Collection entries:
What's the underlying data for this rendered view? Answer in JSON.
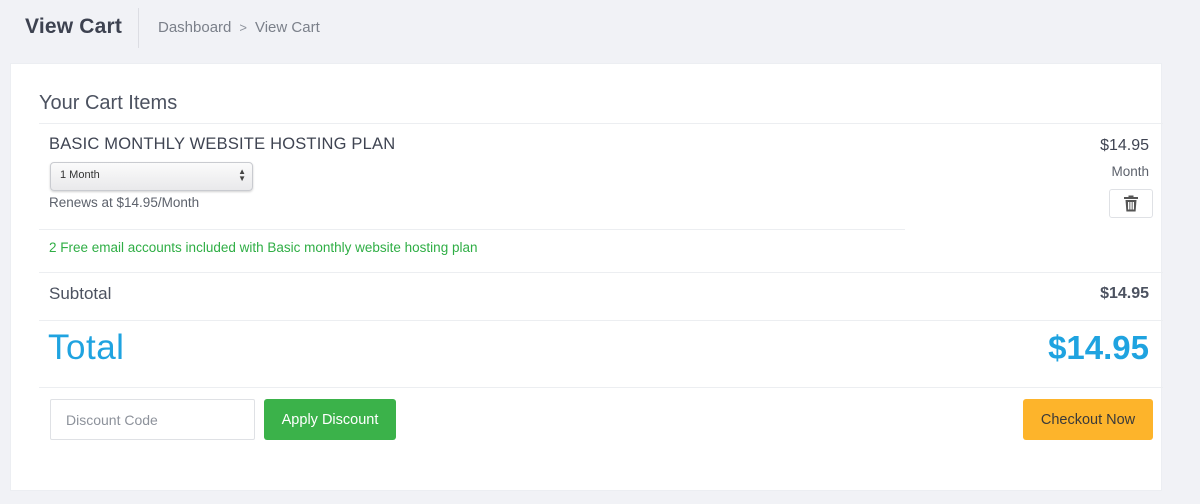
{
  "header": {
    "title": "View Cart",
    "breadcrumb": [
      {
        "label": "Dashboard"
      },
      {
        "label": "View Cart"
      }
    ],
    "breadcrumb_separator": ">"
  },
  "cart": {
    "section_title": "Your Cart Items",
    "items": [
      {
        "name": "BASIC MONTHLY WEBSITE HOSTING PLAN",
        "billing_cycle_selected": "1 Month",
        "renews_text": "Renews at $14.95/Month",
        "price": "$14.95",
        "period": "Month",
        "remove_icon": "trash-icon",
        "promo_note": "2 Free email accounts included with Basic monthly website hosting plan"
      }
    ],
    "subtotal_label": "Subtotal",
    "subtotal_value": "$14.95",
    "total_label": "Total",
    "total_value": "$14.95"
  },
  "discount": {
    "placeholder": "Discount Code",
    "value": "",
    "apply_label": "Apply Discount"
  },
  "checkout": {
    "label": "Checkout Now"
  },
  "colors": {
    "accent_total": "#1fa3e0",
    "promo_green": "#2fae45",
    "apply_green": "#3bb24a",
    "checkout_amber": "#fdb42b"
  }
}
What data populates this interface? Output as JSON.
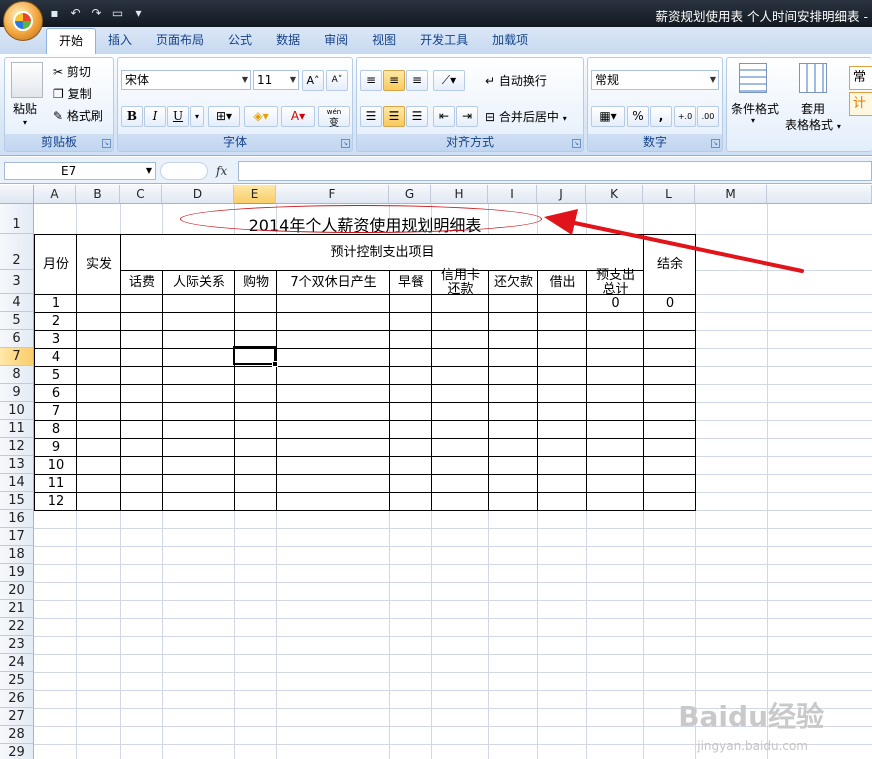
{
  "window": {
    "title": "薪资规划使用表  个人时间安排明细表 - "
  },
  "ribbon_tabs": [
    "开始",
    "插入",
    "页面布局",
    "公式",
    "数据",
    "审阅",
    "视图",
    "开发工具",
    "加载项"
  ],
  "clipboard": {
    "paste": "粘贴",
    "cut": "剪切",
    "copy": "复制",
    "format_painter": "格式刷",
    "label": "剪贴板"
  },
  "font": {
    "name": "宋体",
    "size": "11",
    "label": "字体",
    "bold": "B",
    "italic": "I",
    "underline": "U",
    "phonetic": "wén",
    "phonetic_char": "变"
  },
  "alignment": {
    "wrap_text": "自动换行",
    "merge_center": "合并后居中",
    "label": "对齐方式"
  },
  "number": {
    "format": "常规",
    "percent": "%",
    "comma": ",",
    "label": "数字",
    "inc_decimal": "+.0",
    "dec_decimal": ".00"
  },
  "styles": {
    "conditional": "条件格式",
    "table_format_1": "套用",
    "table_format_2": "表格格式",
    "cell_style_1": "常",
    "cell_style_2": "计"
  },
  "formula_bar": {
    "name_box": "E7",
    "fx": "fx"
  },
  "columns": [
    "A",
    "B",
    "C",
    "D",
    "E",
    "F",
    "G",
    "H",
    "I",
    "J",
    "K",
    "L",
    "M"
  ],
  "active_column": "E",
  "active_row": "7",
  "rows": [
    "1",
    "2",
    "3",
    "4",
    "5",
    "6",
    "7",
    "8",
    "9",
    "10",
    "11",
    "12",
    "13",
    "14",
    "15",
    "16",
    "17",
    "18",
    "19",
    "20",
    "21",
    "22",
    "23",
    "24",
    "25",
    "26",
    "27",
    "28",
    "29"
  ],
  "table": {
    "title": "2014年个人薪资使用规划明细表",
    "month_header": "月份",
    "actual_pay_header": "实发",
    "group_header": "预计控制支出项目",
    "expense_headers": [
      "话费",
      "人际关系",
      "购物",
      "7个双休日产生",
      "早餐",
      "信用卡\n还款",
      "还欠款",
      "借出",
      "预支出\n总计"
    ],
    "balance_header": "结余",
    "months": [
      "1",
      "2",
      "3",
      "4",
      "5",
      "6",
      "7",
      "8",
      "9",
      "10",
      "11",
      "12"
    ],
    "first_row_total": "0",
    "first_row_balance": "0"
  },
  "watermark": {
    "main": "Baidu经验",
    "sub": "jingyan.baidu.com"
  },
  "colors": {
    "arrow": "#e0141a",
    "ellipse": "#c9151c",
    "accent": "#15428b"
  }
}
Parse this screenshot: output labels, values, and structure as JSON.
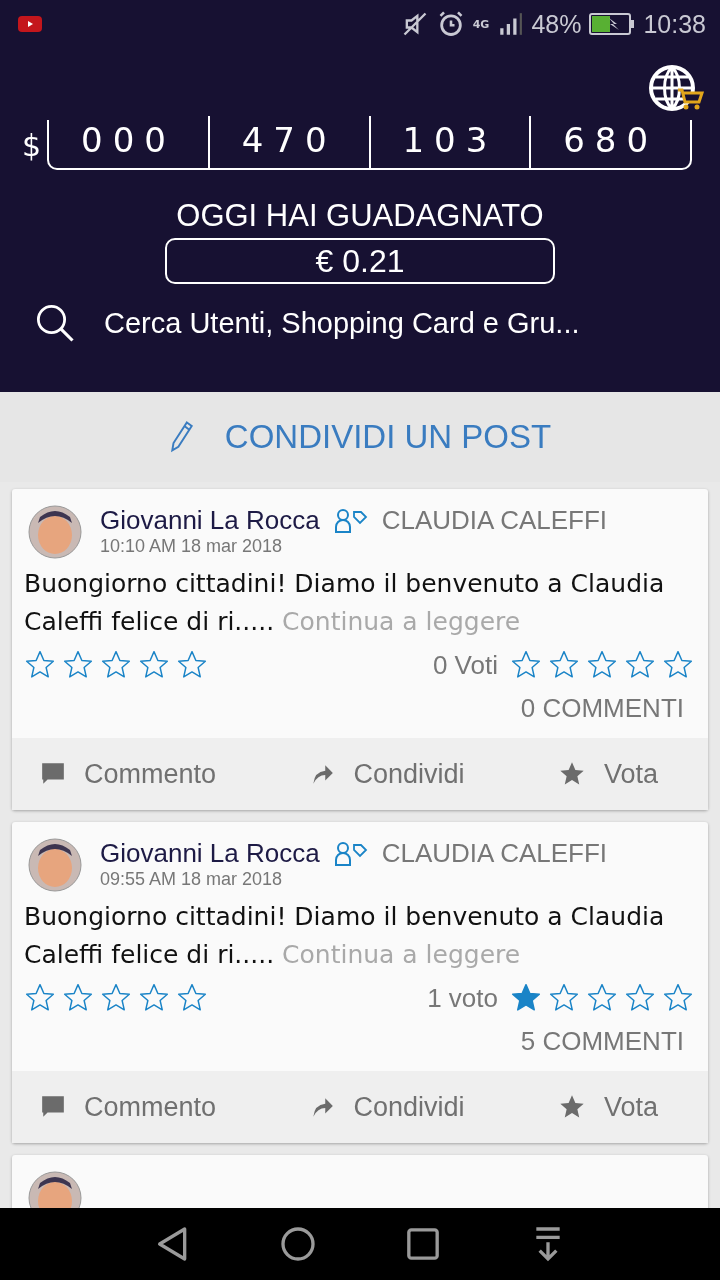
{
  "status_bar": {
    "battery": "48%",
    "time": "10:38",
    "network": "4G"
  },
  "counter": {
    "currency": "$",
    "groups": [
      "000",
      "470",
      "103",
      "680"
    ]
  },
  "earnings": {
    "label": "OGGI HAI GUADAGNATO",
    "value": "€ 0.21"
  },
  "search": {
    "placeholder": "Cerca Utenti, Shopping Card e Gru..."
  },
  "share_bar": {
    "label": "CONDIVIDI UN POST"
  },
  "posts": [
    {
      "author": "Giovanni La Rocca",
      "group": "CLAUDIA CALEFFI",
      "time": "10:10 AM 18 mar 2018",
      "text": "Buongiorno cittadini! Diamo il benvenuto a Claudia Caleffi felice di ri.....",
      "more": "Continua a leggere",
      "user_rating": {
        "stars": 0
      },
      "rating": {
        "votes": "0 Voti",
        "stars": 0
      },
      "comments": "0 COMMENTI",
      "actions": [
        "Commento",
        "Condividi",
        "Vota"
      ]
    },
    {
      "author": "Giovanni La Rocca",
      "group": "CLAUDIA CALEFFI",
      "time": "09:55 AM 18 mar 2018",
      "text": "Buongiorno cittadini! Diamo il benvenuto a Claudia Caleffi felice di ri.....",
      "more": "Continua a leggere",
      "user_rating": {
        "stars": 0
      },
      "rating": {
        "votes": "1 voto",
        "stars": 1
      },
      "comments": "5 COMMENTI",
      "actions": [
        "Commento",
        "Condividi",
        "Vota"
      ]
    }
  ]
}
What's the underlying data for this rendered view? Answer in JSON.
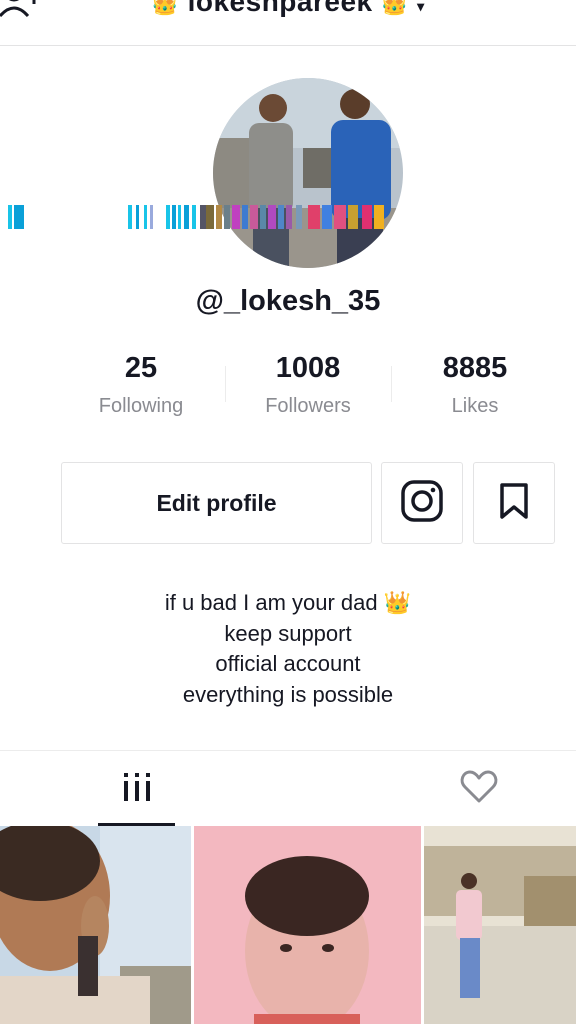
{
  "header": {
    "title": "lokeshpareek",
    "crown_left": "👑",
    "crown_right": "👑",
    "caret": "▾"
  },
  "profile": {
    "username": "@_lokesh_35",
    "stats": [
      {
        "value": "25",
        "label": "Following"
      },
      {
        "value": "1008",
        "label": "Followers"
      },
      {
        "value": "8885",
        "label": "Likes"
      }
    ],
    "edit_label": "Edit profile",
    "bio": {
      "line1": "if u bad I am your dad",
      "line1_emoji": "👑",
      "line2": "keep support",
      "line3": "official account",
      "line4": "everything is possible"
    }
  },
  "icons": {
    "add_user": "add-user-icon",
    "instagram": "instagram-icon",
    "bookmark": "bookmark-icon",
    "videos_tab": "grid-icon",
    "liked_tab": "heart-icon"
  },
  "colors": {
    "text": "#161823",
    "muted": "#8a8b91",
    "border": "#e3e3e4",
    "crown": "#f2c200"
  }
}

▶ **WHAT YOU HAVE TO DO**
Quote each entry above verbatim and drop the pictures.

▶ **RESULT FOR THIS TASK**
What's the underlying data for this rendered view? Answer in JSON.
{
  "header": {
    "title": "View Cart",
    "breadcrumb": [
      {
        "label": "Dashboard"
      },
      {
        "label": "View Cart"
      }
    ],
    "breadcrumb_separator": ">"
  },
  "cart": {
    "section_title": "Your Cart Items",
    "items": [
      {
        "name": "BASIC MONTHLY WEBSITE HOSTING PLAN",
        "billing_cycle_selected": "1 Month",
        "renews_text": "Renews at $14.95/Month",
        "price": "$14.95",
        "period": "Month",
        "remove_icon": "trash-icon",
        "promo_note": "2 Free email accounts included with Basic monthly website hosting plan"
      }
    ],
    "subtotal_label": "Subtotal",
    "subtotal_value": "$14.95",
    "total_label": "Total",
    "total_value": "$14.95"
  },
  "discount": {
    "placeholder": "Discount Code",
    "value": "",
    "apply_label": "Apply Discount"
  },
  "checkout": {
    "label": "Checkout Now"
  },
  "colors": {
    "accent_total": "#1fa3e0",
    "promo_green": "#2fae45",
    "apply_green": "#3bb24a",
    "checkout_amber": "#fdb42b"
  }
}
What data populates this interface? Output as JSON.
{
  "window": {
    "title": "薪资规划使用表  个人时间安排明细表 - "
  },
  "ribbon_tabs": [
    "开始",
    "插入",
    "页面布局",
    "公式",
    "数据",
    "审阅",
    "视图",
    "开发工具",
    "加载项"
  ],
  "clipboard": {
    "paste": "粘贴",
    "cut": "剪切",
    "copy": "复制",
    "format_painter": "格式刷",
    "label": "剪贴板"
  },
  "font": {
    "name": "宋体",
    "size": "11",
    "label": "字体",
    "bold": "B",
    "italic": "I",
    "underline": "U",
    "phonetic": "wén",
    "phonetic_char": "变"
  },
  "alignment": {
    "wrap_text": "自动换行",
    "merge_center": "合并后居中",
    "label": "对齐方式"
  },
  "number": {
    "format": "常规",
    "percent": "%",
    "comma": ",",
    "label": "数字",
    "inc_decimal": "+.0",
    "dec_decimal": ".00"
  },
  "styles": {
    "conditional": "条件格式",
    "table_format_1": "套用",
    "table_format_2": "表格格式",
    "cell_style_1": "常",
    "cell_style_2": "计"
  },
  "formula_bar": {
    "name_box": "E7",
    "fx": "fx"
  },
  "columns": [
    "A",
    "B",
    "C",
    "D",
    "E",
    "F",
    "G",
    "H",
    "I",
    "J",
    "K",
    "L",
    "M"
  ],
  "active_column": "E",
  "active_row": "7",
  "rows": [
    "1",
    "2",
    "3",
    "4",
    "5",
    "6",
    "7",
    "8",
    "9",
    "10",
    "11",
    "12",
    "13",
    "14",
    "15",
    "16",
    "17",
    "18",
    "19",
    "20",
    "21",
    "22",
    "23",
    "24",
    "25",
    "26",
    "27",
    "28",
    "29"
  ],
  "table": {
    "title": "2014年个人薪资使用规划明细表",
    "month_header": "月份",
    "actual_pay_header": "实发",
    "group_header": "预计控制支出项目",
    "expense_headers": [
      "话费",
      "人际关系",
      "购物",
      "7个双休日产生",
      "早餐",
      "信用卡\n还款",
      "还欠款",
      "借出",
      "预支出\n总计"
    ],
    "balance_header": "结余",
    "months": [
      "1",
      "2",
      "3",
      "4",
      "5",
      "6",
      "7",
      "8",
      "9",
      "10",
      "11",
      "12"
    ],
    "first_row_total": "0",
    "first_row_balance": "0"
  },
  "watermark": {
    "main": "Baidu经验",
    "sub": "jingyan.baidu.com"
  },
  "colors": {
    "arrow": "#e0141a",
    "ellipse": "#c9151c",
    "accent": "#15428b"
  }
}
Parse this screenshot: output labels, values, and structure as JSON.
{
  "status_bar": {
    "battery": "48%",
    "time": "10:38",
    "network": "4G"
  },
  "counter": {
    "currency": "$",
    "groups": [
      "000",
      "470",
      "103",
      "680"
    ]
  },
  "earnings": {
    "label": "OGGI HAI GUADAGNATO",
    "value": "€ 0.21"
  },
  "search": {
    "placeholder": "Cerca Utenti, Shopping Card e Gru..."
  },
  "share_bar": {
    "label": "CONDIVIDI UN POST"
  },
  "posts": [
    {
      "author": "Giovanni La Rocca",
      "group": "CLAUDIA CALEFFI",
      "time": "10:10 AM 18 mar 2018",
      "text": "Buongiorno cittadini! Diamo il benvenuto a Claudia Caleffi felice di ri.....",
      "more": "Continua a leggere",
      "user_rating": {
        "stars": 0
      },
      "rating": {
        "votes": "0 Voti",
        "stars": 0
      },
      "comments": "0 COMMENTI",
      "actions": [
        "Commento",
        "Condividi",
        "Vota"
      ]
    },
    {
      "author": "Giovanni La Rocca",
      "group": "CLAUDIA CALEFFI",
      "time": "09:55 AM 18 mar 2018",
      "text": "Buongiorno cittadini! Diamo il benvenuto a Claudia Caleffi felice di ri.....",
      "more": "Continua a leggere",
      "user_rating": {
        "stars": 0
      },
      "rating": {
        "votes": "1 voto",
        "stars": 1
      },
      "comments": "5 COMMENTI",
      "actions": [
        "Commento",
        "Condividi",
        "Vota"
      ]
    }
  ]
}
What's the underlying data for this rendered view? Answer in JSON.
{
  "header": {
    "title": "lokeshpareek",
    "crown_left": "👑",
    "crown_right": "👑",
    "caret": "▾"
  },
  "profile": {
    "username": "@_lokesh_35",
    "stats": [
      {
        "value": "25",
        "label": "Following"
      },
      {
        "value": "1008",
        "label": "Followers"
      },
      {
        "value": "8885",
        "label": "Likes"
      }
    ],
    "edit_label": "Edit profile",
    "bio": {
      "line1": "if u bad I am your dad",
      "line1_emoji": "👑",
      "line2": "keep support",
      "line3": "official account",
      "line4": "everything is possible"
    }
  },
  "icons": {
    "add_user": "add-user-icon",
    "instagram": "instagram-icon",
    "bookmark": "bookmark-icon",
    "videos_tab": "grid-icon",
    "liked_tab": "heart-icon"
  },
  "colors": {
    "text": "#161823",
    "muted": "#8a8b91",
    "border": "#e3e3e4",
    "crown": "#f2c200"
  }
}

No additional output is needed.